* [Objective]: Take from the listing each line that has the string "text".

::: Dataset

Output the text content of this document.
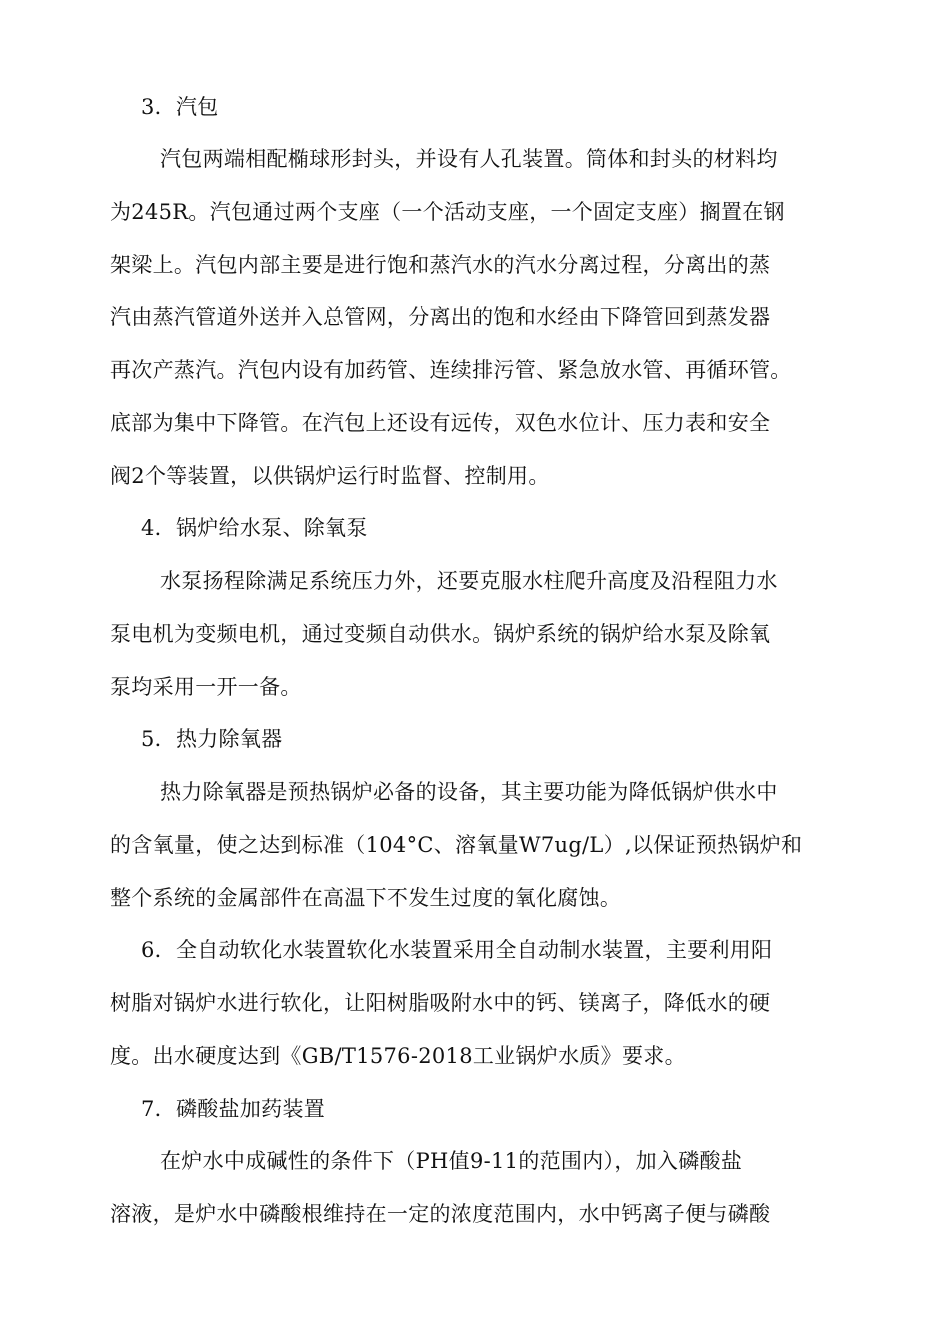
3．汽包
汽包两端相配椭球形封头，并设有人孔装置。筒体和封头的材料均
为245R。汽包通过两个支座（一个活动支座，一个固定支座）搁置在钢
架梁上。汽包内部主要是进行饱和蒸汽水的汽水分离过程，分离出的蒸
汽由蒸汽管道外送并入总管网，分离出的饱和水经由下降管回到蒸发器
再次产蒸汽。汽包内设有加药管、连续排污管、紧急放水管、再循环管。
底部为集中下降管。在汽包上还设有远传，双色水位计、压力表和安全
阀2个等装置，以供锅炉运行时监督、控制用。
4．锅炉给水泵、除氧泵
水泵扬程除满足系统压力外，还要克服水柱爬升高度及沿程阻力水
泵电机为变频电机，通过变频自动供水。锅炉系统的锅炉给水泵及除氧
泵均采用一开一备。
5．热力除氧器
热力除氧器是预热锅炉必备的设备，其主要功能为降低锅炉供水中
的含氧量，使之达到标准（104°C、溶氧量W7ug/L）,以保证预热锅炉和
整个系统的金属部件在高温下不发生过度的氧化腐蚀。
6．全自动软化水装置软化水装置采用全自动制水装置，主要利用阳
树脂对锅炉水进行软化，让阳树脂吸附水中的钙、镁离子，降低水的硬
度。出水硬度达到《GB/T1576-2018工业锅炉水质》要求。
7．磷酸盐加药装置
在炉水中成碱性的条件下（PH值9-11的范围内），加入磷酸盐
溶液，是炉水中磷酸根维持在一定的浓度范围内，水中钙离子便与磷酸
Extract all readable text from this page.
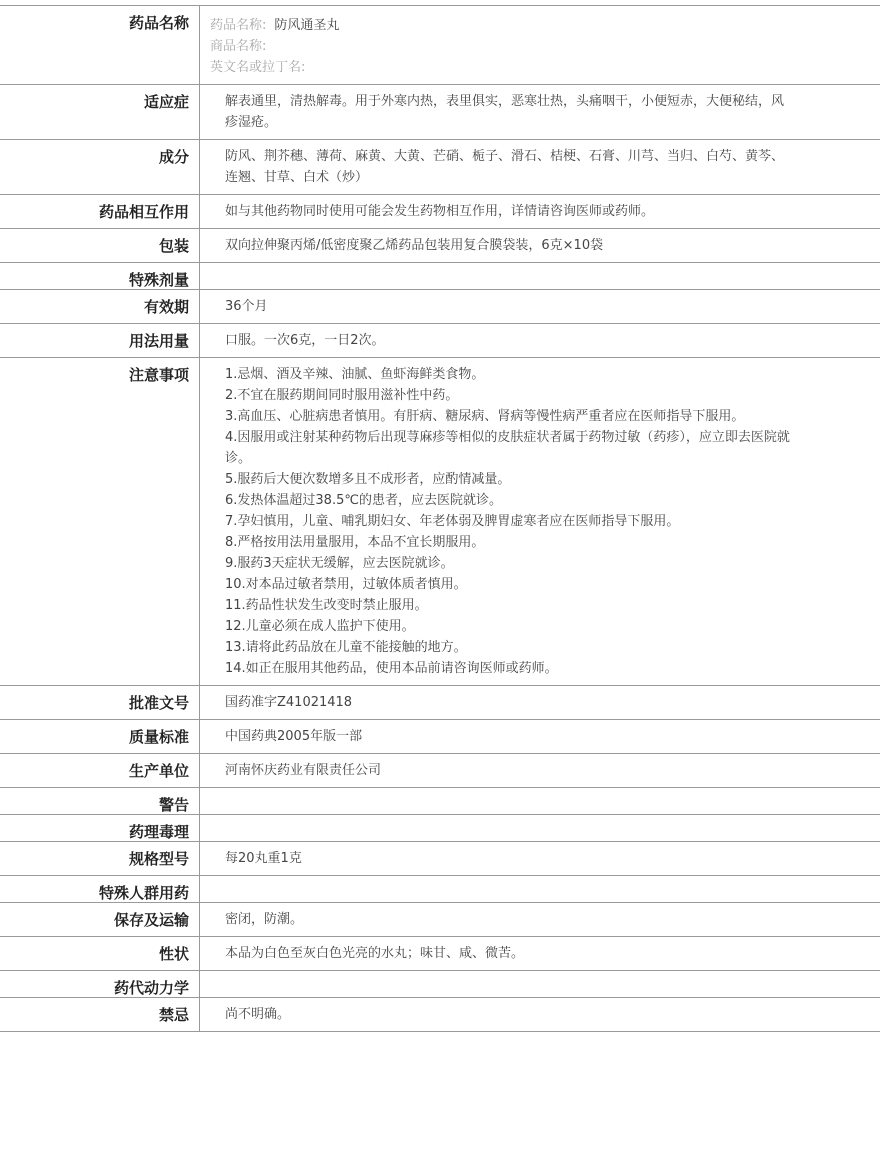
药品名称	药品名称: 防风通圣丸
商品名称:
英文名或拉丁名:
适应症	解表通里，清热解毒。用于外寒内热，表里俱实，恶寒壮热，头痛咽干，小便短赤，大便秘结，风疹湿疮。
成分	防风、荆芥穗、薄荷、麻黄、大黄、芒硝、栀子、滑石、桔梗、石膏、川芎、当归、白芍、黄芩、连翘、甘草、白术（炒）
药品相互作用	如与其他药物同时使用可能会发生药物相互作用，详情请咨询医师或药师。
包装	双向拉伸聚丙烯/低密度聚乙烯药品包装用复合膜袋装，6克×10袋
特殊剂量
有效期	36个月
用法用量	口服。一次6克，一日2次。
注意事项	1.忌烟、酒及辛辣、油腻、鱼虾海鲜类食物。
2.不宜在服药期间同时服用滋补性中药。
3.高血压、心脏病患者慎用。有肝病、糖尿病、肾病等慢性病严重者应在医师指导下服用。
4.因服用或注射某种药物后出现荨麻疹等相似的皮肤症状者属于药物过敏（药疹），应立即去医院就诊。
5.服药后大便次数增多且不成形者，应酌情减量。
6.发热体温超过38.5℃的患者，应去医院就诊。
7.孕妇慎用，儿童、哺乳期妇女、年老体弱及脾胃虚寒者应在医师指导下服用。
8.严格按用法用量服用，本品不宜长期服用。
9.服药3天症状无缓解，应去医院就诊。
10.对本品过敏者禁用，过敏体质者慎用。
11.药品性状发生改变时禁止服用。
12.儿童必须在成人监护下使用。
13.请将此药品放在儿童不能接触的地方。
14.如正在服用其他药品，使用本品前请咨询医师或药师。
批准文号	国药准字Z41021418
质量标准	中国药典2005年版一部
生产单位	河南怀庆药业有限责任公司
警告
药理毒理
规格型号	每20丸重1克
特殊人群用药
保存及运输	密闭，防潮。
性状	本品为白色至灰白色光亮的水丸；味甘、咸、微苦。
药代动力学
禁忌	尚不明确。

::::::

* [Response to this exercise]:
Output the text content of this document.
Extract all readable text from this page.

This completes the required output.